Excerpted data ->
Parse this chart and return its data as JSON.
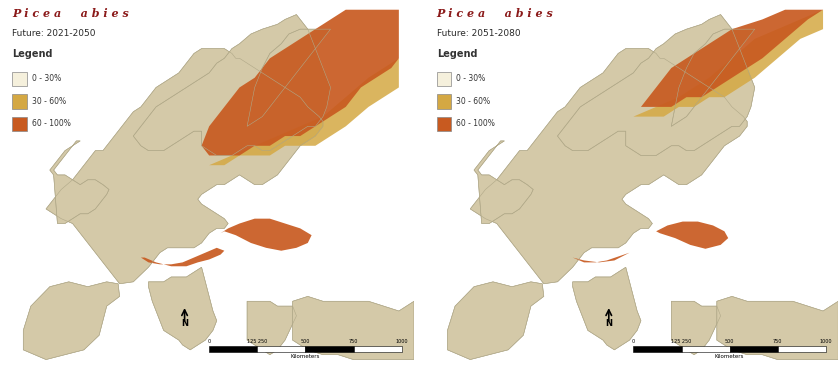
{
  "title_left": "Picea abies",
  "subtitle_left": "Future: 2021-2050",
  "title_right": "Picea abies",
  "subtitle_right": "Future: 2051-2080",
  "legend_title": "Legend",
  "legend_items": [
    {
      "label": "0 - 30%",
      "color": "#f5f0dc"
    },
    {
      "label": "30 - 60%",
      "color": "#d4a843"
    },
    {
      "label": "60 - 100%",
      "color": "#c85a20"
    }
  ],
  "title_color": "#8b1a1a",
  "subtitle_color": "#2a2a2a",
  "legend_label_color": "#333333",
  "bg_color": "#ffffff",
  "map_land_color": "#d4c9a8",
  "map_sea_color": "#ffffff",
  "map_border_color": "#b0a888",
  "figure_width": 8.4,
  "figure_height": 3.79,
  "dpi": 100
}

Do this ->
Report how many lines in the listing above include the word "ffffff". Give nothing but the number.

Result below ->
2